Every line holding the word "Trading" counts once. Give the total, nothing more.
— begin —
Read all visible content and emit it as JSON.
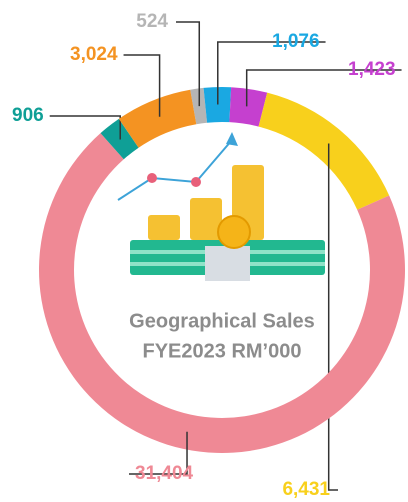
{
  "chart_data": {
    "type": "donut",
    "title": "Geographical Sales",
    "subtitle": "FYE2023 RM’000",
    "categories": [
      null,
      null,
      null,
      null,
      null,
      null,
      null
    ],
    "values": [
      524,
      1076,
      1423,
      6431,
      31404,
      906,
      3024
    ],
    "value_labels": [
      "524",
      "1,076",
      "1,423",
      "6,431",
      "31,404",
      "906",
      "3,024"
    ],
    "colors": [
      "#b5b5b5",
      "#1aa8e2",
      "#c540cf",
      "#f8d01c",
      "#ef8995",
      "#0f9f96",
      "#f49322"
    ]
  }
}
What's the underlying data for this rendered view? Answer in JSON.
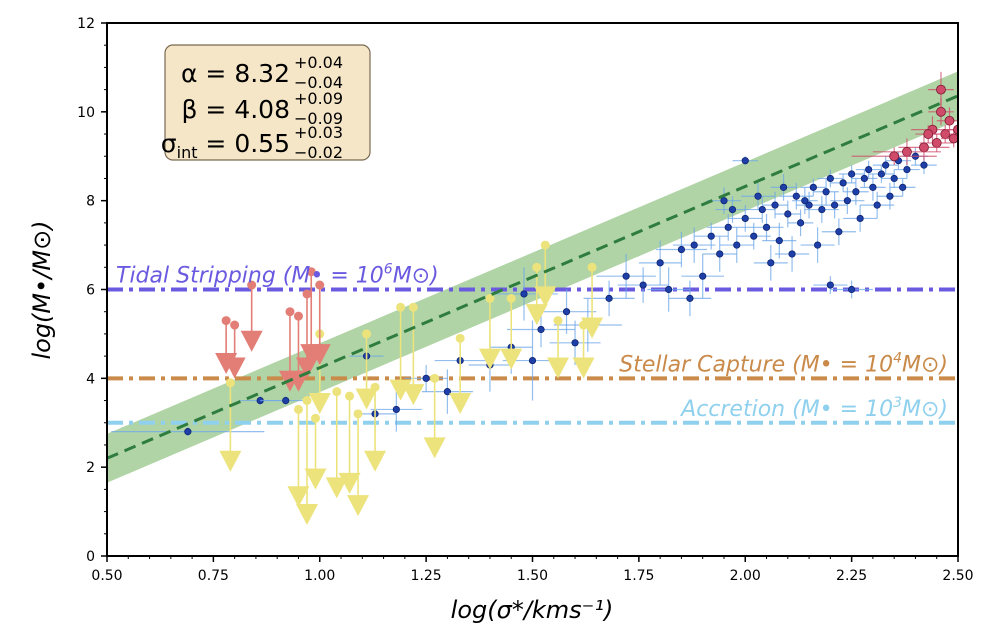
{
  "chart_data": {
    "type": "scatter",
    "xlabel": "log(σ*/kms⁻¹)",
    "ylabel": "log(M•/M⊙)",
    "xlim": [
      0.5,
      2.5
    ],
    "ylim": [
      0,
      12
    ],
    "x_ticks": [
      "0.50",
      "0.75",
      "1.00",
      "1.25",
      "1.50",
      "1.75",
      "2.00",
      "2.25",
      "2.50"
    ],
    "y_ticks": [
      "0",
      "2",
      "4",
      "6",
      "8",
      "10",
      "12"
    ],
    "grid": false,
    "fit": {
      "alpha": "8.32",
      "alpha_plus": "+0.04",
      "alpha_minus": "−0.04",
      "beta": "4.08",
      "beta_plus": "+0.09",
      "beta_minus": "−0.09",
      "sigma_int": "0.55",
      "sigma_plus": "+0.03",
      "sigma_minus": "−0.02",
      "alpha_value": 8.32,
      "beta_value": 4.08,
      "sigma_int_value": 0.55,
      "x_pivot": 2.0,
      "line_color": "#2e7d3e",
      "band_color": "#9cc98e"
    },
    "hlines": [
      {
        "y": 6,
        "color": "#6a5ae0",
        "label_main": "Tidal Stripping",
        "label_paren": "(M• = 10",
        "label_exp": "6",
        "label_end": "M⊙)"
      },
      {
        "y": 4,
        "color": "#c98a4a",
        "label_main": "Stellar Capture",
        "label_paren": "(M• = 10",
        "label_exp": "4",
        "label_end": "M⊙)"
      },
      {
        "y": 3,
        "color": "#8fd0ee",
        "label_main": "Accretion",
        "label_paren": "(M• = 10",
        "label_exp": "3",
        "label_end": "M⊙)"
      }
    ],
    "series": [
      {
        "name": "",
        "color": "#1f3fa8",
        "kind": "point",
        "points": [
          [
            0.69,
            2.8,
            0.18,
            0.1
          ],
          [
            0.86,
            3.5,
            0.05,
            0.1
          ],
          [
            0.92,
            3.5,
            0.06,
            0.1
          ],
          [
            1.11,
            4.5,
            0.04,
            0.4
          ],
          [
            1.13,
            3.2,
            0.05,
            0.4
          ],
          [
            1.18,
            3.3,
            0.06,
            0.5
          ],
          [
            1.25,
            4.0,
            0.05,
            0.3
          ],
          [
            1.33,
            4.4,
            0.06,
            0.4
          ],
          [
            1.45,
            4.7,
            0.05,
            0.6
          ],
          [
            1.52,
            5.1,
            0.08,
            0.4
          ],
          [
            1.58,
            5.5,
            0.07,
            0.5
          ],
          [
            1.63,
            5.2,
            0.08,
            0.6
          ],
          [
            1.68,
            5.8,
            0.06,
            0.4
          ],
          [
            1.72,
            6.3,
            0.07,
            0.5
          ],
          [
            1.76,
            6.1,
            0.06,
            0.4
          ],
          [
            1.8,
            6.6,
            0.05,
            0.5
          ],
          [
            1.85,
            6.9,
            0.06,
            0.4
          ],
          [
            1.88,
            7.0,
            0.05,
            0.4
          ],
          [
            1.9,
            6.3,
            0.05,
            0.5
          ],
          [
            1.92,
            7.2,
            0.04,
            0.3
          ],
          [
            1.94,
            6.8,
            0.04,
            0.4
          ],
          [
            1.96,
            7.4,
            0.05,
            0.3
          ],
          [
            1.98,
            7.0,
            0.04,
            0.4
          ],
          [
            2.0,
            8.9,
            0.03,
            0.1
          ],
          [
            2.0,
            7.6,
            0.04,
            0.3
          ],
          [
            2.02,
            7.2,
            0.04,
            0.3
          ],
          [
            2.04,
            7.8,
            0.03,
            0.3
          ],
          [
            2.05,
            7.4,
            0.04,
            0.3
          ],
          [
            2.07,
            7.9,
            0.03,
            0.3
          ],
          [
            2.08,
            7.1,
            0.04,
            0.4
          ],
          [
            2.1,
            7.7,
            0.03,
            0.3
          ],
          [
            2.12,
            8.1,
            0.04,
            0.3
          ],
          [
            2.13,
            7.5,
            0.03,
            0.3
          ],
          [
            2.15,
            7.9,
            0.03,
            0.3
          ],
          [
            2.16,
            8.3,
            0.03,
            0.2
          ],
          [
            2.18,
            7.8,
            0.04,
            0.3
          ],
          [
            2.19,
            8.2,
            0.03,
            0.3
          ],
          [
            2.2,
            8.5,
            0.03,
            0.2
          ],
          [
            2.21,
            7.9,
            0.03,
            0.3
          ],
          [
            2.23,
            8.4,
            0.03,
            0.2
          ],
          [
            2.24,
            8.0,
            0.04,
            0.3
          ],
          [
            2.25,
            8.6,
            0.03,
            0.2
          ],
          [
            2.26,
            8.2,
            0.03,
            0.3
          ],
          [
            2.28,
            8.5,
            0.03,
            0.2
          ],
          [
            2.29,
            8.7,
            0.03,
            0.2
          ],
          [
            2.3,
            8.3,
            0.03,
            0.3
          ],
          [
            2.32,
            8.6,
            0.03,
            0.2
          ],
          [
            2.33,
            8.8,
            0.03,
            0.2
          ],
          [
            2.35,
            8.5,
            0.03,
            0.2
          ],
          [
            2.36,
            8.9,
            0.03,
            0.2
          ],
          [
            2.38,
            8.7,
            0.03,
            0.2
          ],
          [
            2.4,
            9.0,
            0.03,
            0.2
          ],
          [
            2.42,
            8.8,
            0.03,
            0.2
          ],
          [
            2.22,
            7.3,
            0.04,
            0.3
          ],
          [
            2.27,
            7.6,
            0.04,
            0.3
          ],
          [
            2.31,
            7.9,
            0.04,
            0.3
          ],
          [
            2.17,
            7.0,
            0.04,
            0.4
          ],
          [
            2.11,
            6.8,
            0.04,
            0.4
          ],
          [
            2.06,
            6.6,
            0.04,
            0.4
          ],
          [
            2.14,
            8.0,
            0.03,
            0.3
          ],
          [
            2.09,
            8.3,
            0.03,
            0.3
          ],
          [
            2.03,
            8.1,
            0.04,
            0.3
          ],
          [
            1.97,
            7.8,
            0.04,
            0.3
          ],
          [
            1.95,
            8.0,
            0.04,
            0.3
          ],
          [
            2.34,
            8.1,
            0.03,
            0.3
          ],
          [
            2.37,
            8.3,
            0.03,
            0.2
          ],
          [
            2.25,
            6.0,
            0.05,
            0.2
          ],
          [
            2.2,
            6.1,
            0.04,
            0.2
          ],
          [
            1.87,
            5.8,
            0.05,
            0.4
          ],
          [
            1.82,
            6.0,
            0.05,
            0.5
          ],
          [
            1.6,
            4.8,
            0.06,
            0.5
          ],
          [
            1.48,
            5.9,
            0.08,
            0.6
          ],
          [
            1.5,
            4.4,
            0.07,
            0.9
          ],
          [
            1.4,
            4.3,
            0.05,
            0.6
          ],
          [
            1.3,
            3.7,
            0.06,
            0.5
          ]
        ]
      },
      {
        "name": "",
        "color": "#d04a6a",
        "kind": "point",
        "points": [
          [
            2.44,
            9.6,
            0.05,
            0.3
          ],
          [
            2.45,
            9.3,
            0.04,
            0.2
          ],
          [
            2.46,
            10.0,
            0.03,
            0.3
          ],
          [
            2.47,
            9.5,
            0.03,
            0.2
          ],
          [
            2.48,
            9.8,
            0.03,
            0.3
          ],
          [
            2.49,
            9.4,
            0.03,
            0.2
          ],
          [
            2.46,
            10.5,
            0.03,
            0.4
          ],
          [
            2.42,
            9.2,
            0.06,
            0.3
          ],
          [
            2.38,
            9.1,
            0.08,
            0.3
          ],
          [
            2.35,
            9.0,
            0.1,
            0.2
          ],
          [
            2.5,
            9.6,
            0.03,
            0.2
          ],
          [
            2.43,
            9.5,
            0.03,
            0.2
          ]
        ]
      },
      {
        "name": "",
        "color": "#ece37c",
        "kind": "limit",
        "limits": [
          [
            0.79,
            3.9,
            1.8
          ],
          [
            0.95,
            3.3,
            2.0
          ],
          [
            0.97,
            3.5,
            2.6
          ],
          [
            0.99,
            3.1,
            1.4
          ],
          [
            1.0,
            5.0,
            1.6
          ],
          [
            1.04,
            3.7,
            2.2
          ],
          [
            1.07,
            3.6,
            2.0
          ],
          [
            1.09,
            3.2,
            2.1
          ],
          [
            1.11,
            5.0,
            1.5
          ],
          [
            1.13,
            3.8,
            1.7
          ],
          [
            1.19,
            5.6,
            1.9
          ],
          [
            1.22,
            5.6,
            2.0
          ],
          [
            1.27,
            4.0,
            1.6
          ],
          [
            1.33,
            4.9,
            1.5
          ],
          [
            1.4,
            5.8,
            1.4
          ],
          [
            1.45,
            5.8,
            1.4
          ],
          [
            1.51,
            6.5,
            1.1
          ],
          [
            1.53,
            7.0,
            1.2
          ],
          [
            1.56,
            5.3,
            1.1
          ],
          [
            1.62,
            5.2,
            1.0
          ],
          [
            1.64,
            6.5,
            1.4
          ]
        ]
      },
      {
        "name": "",
        "color": "#e27e76",
        "kind": "limit",
        "limits": [
          [
            0.78,
            5.3,
            1.0
          ],
          [
            0.8,
            5.2,
            1.0
          ],
          [
            0.84,
            6.1,
            1.3
          ],
          [
            0.93,
            5.5,
            1.6
          ],
          [
            0.95,
            5.4,
            1.5
          ],
          [
            0.97,
            5.9,
            1.7
          ],
          [
            0.98,
            6.4,
            1.9
          ],
          [
            1.0,
            6.1,
            1.6
          ]
        ]
      }
    ]
  }
}
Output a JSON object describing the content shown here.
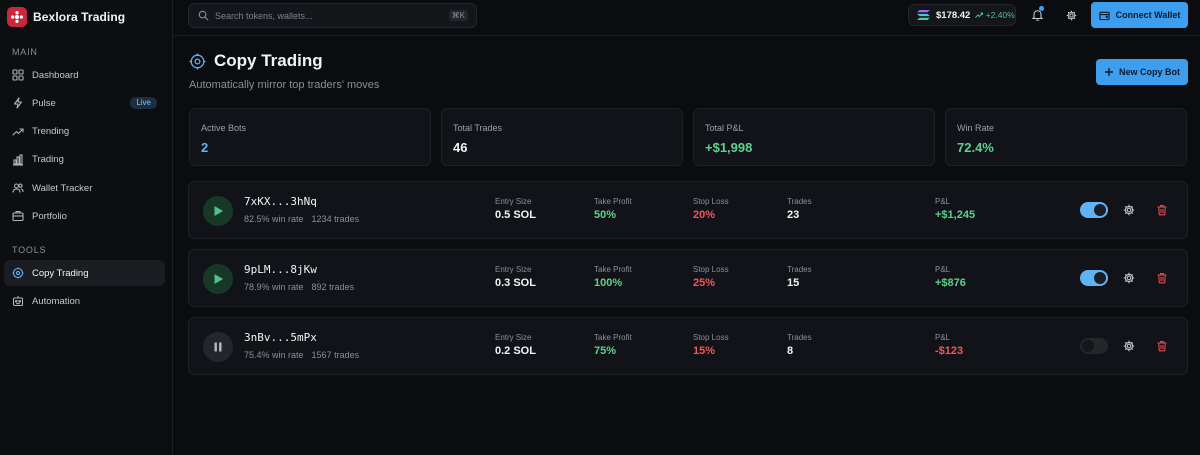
{
  "app": {
    "name": "Bexlora Trading"
  },
  "sidebar": {
    "main_label": "MAIN",
    "tools_label": "TOOLS",
    "main_items": [
      {
        "label": "Dashboard",
        "icon": "grid-icon"
      },
      {
        "label": "Pulse",
        "icon": "bolt-icon",
        "badge": "Live"
      },
      {
        "label": "Trending",
        "icon": "trend-icon"
      },
      {
        "label": "Trading",
        "icon": "bar-chart-icon"
      },
      {
        "label": "Wallet Tracker",
        "icon": "users-icon"
      },
      {
        "label": "Portfolio",
        "icon": "briefcase-icon"
      }
    ],
    "tool_items": [
      {
        "label": "Copy Trading",
        "icon": "crosshair-icon",
        "active": true
      },
      {
        "label": "Automation",
        "icon": "bot-icon"
      }
    ]
  },
  "header": {
    "search_placeholder": "Search tokens, wallets...",
    "search_shortcut": "⌘K",
    "sol_price": "$178.42",
    "sol_change": "+2.40%",
    "connect_label": "Connect Wallet"
  },
  "page": {
    "title": "Copy Trading",
    "subtitle": "Automatically mirror top traders' moves",
    "new_bot_label": "New Copy Bot"
  },
  "stats": [
    {
      "label": "Active Bots",
      "value": "2",
      "color": "#5fb3f5"
    },
    {
      "label": "Total Trades",
      "value": "46",
      "color": "#f2f3f5"
    },
    {
      "label": "Total P&L",
      "value": "+$1,998",
      "color": "#5fd18f"
    },
    {
      "label": "Win Rate",
      "value": "72.4%",
      "color": "#5fd18f"
    }
  ],
  "bot_labels": {
    "entry": "Entry Size",
    "take_profit": "Take Profit",
    "stop_loss": "Stop Loss",
    "trades": "Trades",
    "pnl": "P&L"
  },
  "bots": [
    {
      "address": "7xKX...3hNq",
      "win_rate": "82.5% win rate",
      "trades_total": "1234 trades",
      "entry": "0.5 SOL",
      "take_profit": "50%",
      "stop_loss": "20%",
      "trades": "23",
      "pnl": "+$1,245",
      "running": true,
      "enabled": true
    },
    {
      "address": "9pLM...8jKw",
      "win_rate": "78.9% win rate",
      "trades_total": "892 trades",
      "entry": "0.3 SOL",
      "take_profit": "100%",
      "stop_loss": "25%",
      "trades": "15",
      "pnl": "+$876",
      "running": true,
      "enabled": true
    },
    {
      "address": "3nBv...5mPx",
      "win_rate": "75.4% win rate",
      "trades_total": "1567 trades",
      "entry": "0.2 SOL",
      "take_profit": "75%",
      "stop_loss": "15%",
      "trades": "8",
      "pnl": "-$123",
      "running": false,
      "enabled": false
    }
  ],
  "colors": {
    "accent": "#3d9eef",
    "positive": "#5fd18f",
    "negative": "#f0575a"
  }
}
— end —
* [Task output]: 4